__Exercise__
Find every line in the records that holds the string "Сред". Copy each one.

═══ Data for this task

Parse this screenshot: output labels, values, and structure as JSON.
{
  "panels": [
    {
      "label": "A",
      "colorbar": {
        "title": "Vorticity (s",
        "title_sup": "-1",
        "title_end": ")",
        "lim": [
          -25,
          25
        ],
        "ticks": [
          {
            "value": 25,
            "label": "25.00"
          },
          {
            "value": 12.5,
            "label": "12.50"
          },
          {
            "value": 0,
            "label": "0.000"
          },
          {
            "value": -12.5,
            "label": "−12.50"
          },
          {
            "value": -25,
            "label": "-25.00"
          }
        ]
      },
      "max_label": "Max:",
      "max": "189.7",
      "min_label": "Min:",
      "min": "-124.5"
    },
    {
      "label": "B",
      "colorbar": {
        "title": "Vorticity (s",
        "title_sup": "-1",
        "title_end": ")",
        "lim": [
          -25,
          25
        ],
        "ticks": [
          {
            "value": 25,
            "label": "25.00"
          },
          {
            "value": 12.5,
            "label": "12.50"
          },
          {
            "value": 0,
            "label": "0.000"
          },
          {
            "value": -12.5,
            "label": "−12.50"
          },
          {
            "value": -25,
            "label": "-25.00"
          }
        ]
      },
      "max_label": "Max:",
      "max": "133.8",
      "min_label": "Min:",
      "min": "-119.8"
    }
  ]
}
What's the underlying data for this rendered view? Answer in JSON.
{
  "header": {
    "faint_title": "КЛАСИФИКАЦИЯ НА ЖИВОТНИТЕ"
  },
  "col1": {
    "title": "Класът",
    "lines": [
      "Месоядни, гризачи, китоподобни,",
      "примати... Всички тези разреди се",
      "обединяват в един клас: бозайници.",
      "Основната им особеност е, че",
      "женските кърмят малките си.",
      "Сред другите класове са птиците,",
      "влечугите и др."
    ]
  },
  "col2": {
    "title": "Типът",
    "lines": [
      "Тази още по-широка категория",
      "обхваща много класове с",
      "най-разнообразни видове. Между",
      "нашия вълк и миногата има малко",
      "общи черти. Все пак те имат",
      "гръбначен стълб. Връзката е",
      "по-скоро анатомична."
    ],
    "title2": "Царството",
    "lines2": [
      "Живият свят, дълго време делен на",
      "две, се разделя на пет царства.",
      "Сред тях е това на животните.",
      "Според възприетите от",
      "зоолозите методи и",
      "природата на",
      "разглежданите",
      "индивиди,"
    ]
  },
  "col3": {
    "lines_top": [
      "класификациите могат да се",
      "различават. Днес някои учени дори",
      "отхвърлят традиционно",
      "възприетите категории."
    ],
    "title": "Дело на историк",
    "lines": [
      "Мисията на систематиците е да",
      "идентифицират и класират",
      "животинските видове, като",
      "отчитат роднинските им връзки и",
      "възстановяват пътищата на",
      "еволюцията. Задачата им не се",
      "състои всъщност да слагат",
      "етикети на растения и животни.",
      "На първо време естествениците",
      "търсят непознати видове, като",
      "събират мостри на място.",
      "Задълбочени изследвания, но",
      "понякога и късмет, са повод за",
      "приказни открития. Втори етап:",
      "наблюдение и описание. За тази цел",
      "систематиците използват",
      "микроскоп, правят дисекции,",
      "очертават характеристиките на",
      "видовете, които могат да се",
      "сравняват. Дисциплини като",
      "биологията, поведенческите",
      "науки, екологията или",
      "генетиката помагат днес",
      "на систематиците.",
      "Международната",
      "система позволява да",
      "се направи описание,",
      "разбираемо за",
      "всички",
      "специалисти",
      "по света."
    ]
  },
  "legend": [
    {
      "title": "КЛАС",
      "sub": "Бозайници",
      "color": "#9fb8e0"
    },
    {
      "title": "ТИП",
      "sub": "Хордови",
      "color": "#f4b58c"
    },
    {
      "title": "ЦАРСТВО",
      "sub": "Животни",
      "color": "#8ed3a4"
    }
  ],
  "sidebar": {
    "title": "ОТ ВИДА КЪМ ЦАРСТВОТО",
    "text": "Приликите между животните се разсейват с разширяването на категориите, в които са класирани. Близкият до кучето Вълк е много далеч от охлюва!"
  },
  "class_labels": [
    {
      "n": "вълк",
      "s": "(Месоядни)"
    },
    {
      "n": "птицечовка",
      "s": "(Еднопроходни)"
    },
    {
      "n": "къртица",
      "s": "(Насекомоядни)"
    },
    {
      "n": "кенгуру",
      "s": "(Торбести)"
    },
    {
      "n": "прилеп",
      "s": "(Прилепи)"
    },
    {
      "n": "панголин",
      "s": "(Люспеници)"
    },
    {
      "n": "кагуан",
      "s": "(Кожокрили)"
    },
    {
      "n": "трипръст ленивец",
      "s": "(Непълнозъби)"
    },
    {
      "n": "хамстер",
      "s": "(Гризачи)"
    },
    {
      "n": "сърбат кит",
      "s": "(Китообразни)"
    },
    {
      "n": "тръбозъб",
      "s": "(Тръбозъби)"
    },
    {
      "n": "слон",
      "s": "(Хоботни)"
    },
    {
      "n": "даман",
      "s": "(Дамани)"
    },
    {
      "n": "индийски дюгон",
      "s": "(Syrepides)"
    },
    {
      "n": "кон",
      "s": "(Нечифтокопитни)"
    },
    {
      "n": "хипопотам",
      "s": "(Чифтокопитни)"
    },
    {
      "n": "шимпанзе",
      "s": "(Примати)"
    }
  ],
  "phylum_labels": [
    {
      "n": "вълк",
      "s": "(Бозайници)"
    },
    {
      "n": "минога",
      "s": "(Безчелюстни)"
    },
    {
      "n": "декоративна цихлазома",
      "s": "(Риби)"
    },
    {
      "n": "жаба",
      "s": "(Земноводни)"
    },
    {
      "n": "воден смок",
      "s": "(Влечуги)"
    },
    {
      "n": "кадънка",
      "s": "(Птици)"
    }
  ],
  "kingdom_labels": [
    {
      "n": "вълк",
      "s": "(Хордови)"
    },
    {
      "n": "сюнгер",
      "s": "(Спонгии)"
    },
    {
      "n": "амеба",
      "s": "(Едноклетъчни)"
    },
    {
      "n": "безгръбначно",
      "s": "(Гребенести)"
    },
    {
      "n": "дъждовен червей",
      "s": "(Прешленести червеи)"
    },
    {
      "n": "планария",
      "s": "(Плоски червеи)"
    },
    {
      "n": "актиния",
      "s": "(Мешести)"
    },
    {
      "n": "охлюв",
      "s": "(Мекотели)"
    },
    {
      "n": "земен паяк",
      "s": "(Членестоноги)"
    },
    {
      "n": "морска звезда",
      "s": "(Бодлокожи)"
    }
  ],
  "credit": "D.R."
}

══════

__Exercise result__
      "Сред другите класове са птиците,",
      "Сред тях е това на животните.",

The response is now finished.